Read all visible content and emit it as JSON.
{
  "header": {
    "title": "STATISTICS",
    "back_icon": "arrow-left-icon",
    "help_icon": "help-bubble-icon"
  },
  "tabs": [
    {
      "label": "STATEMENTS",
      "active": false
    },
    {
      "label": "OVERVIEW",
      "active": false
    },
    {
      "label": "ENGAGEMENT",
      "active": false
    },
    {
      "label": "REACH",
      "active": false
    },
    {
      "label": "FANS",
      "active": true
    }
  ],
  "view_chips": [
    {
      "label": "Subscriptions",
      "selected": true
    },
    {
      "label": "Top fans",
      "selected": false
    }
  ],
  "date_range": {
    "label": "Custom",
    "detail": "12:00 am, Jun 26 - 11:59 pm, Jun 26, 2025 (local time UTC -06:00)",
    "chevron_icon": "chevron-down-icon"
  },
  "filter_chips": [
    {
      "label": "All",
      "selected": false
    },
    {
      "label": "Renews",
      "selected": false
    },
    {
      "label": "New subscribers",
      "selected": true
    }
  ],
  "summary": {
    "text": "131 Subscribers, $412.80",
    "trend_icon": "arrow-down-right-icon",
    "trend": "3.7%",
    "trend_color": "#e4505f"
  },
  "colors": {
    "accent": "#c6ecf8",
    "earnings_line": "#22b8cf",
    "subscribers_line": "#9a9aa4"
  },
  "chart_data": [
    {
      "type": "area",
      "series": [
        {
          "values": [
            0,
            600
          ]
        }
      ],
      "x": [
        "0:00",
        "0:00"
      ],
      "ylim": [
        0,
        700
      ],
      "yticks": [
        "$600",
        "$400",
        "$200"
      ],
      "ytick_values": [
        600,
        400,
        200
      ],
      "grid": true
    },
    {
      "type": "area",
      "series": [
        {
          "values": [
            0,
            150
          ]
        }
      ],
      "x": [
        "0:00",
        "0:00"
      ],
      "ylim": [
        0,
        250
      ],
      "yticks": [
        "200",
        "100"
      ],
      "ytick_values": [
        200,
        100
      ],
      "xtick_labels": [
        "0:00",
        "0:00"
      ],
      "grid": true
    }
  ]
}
__________
- **Task goal**: Each entry must be reproduced verbatim.

- **Task response**:
Read all visible content and emit it as JSON.
{
  "header": {
    "title": "STATISTICS",
    "back_icon": "arrow-left-icon",
    "help_icon": "help-bubble-icon"
  },
  "tabs": [
    {
      "label": "STATEMENTS",
      "active": false
    },
    {
      "label": "OVERVIEW",
      "active": false
    },
    {
      "label": "ENGAGEMENT",
      "active": false
    },
    {
      "label": "REACH",
      "active": false
    },
    {
      "label": "FANS",
      "active": true
    }
  ],
  "view_chips": [
    {
      "label": "Subscriptions",
      "selected": true
    },
    {
      "label": "Top fans",
      "selected": false
    }
  ],
  "date_range": {
    "label": "Custom",
    "detail": "12:00 am, Jun 26 - 11:59 pm, Jun 26, 2025 (local time UTC -06:00)",
    "chevron_icon": "chevron-down-icon"
  },
  "filter_chips": [
    {
      "label": "All",
      "selected": false
    },
    {
      "label": "Renews",
      "selected": false
    },
    {
      "label": "New subscribers",
      "selected": true
    }
  ],
  "summary": {
    "text": "131 Subscribers, $412.80",
    "trend_icon": "arrow-down-right-icon",
    "trend": "3.7%",
    "trend_color": "#e4505f"
  },
  "colors": {
    "accent": "#c6ecf8",
    "earnings_line": "#22b8cf",
    "subscribers_line": "#9a9aa4"
  },
  "chart_data": [
    {
      "type": "area",
      "series": [
        {
          "values": [
            0,
            600
          ]
        }
      ],
      "x": [
        "0:00",
        "0:00"
      ],
      "ylim": [
        0,
        700
      ],
      "yticks": [
        "$600",
        "$400",
        "$200"
      ],
      "ytick_values": [
        600,
        400,
        200
      ],
      "grid": true
    },
    {
      "type": "area",
      "series": [
        {
          "values": [
            0,
            150
          ]
        }
      ],
      "x": [
        "0:00",
        "0:00"
      ],
      "ylim": [
        0,
        250
      ],
      "yticks": [
        "200",
        "100"
      ],
      "ytick_values": [
        200,
        100
      ],
      "xtick_labels": [
        "0:00",
        "0:00"
      ],
      "grid": true
    }
  ]
}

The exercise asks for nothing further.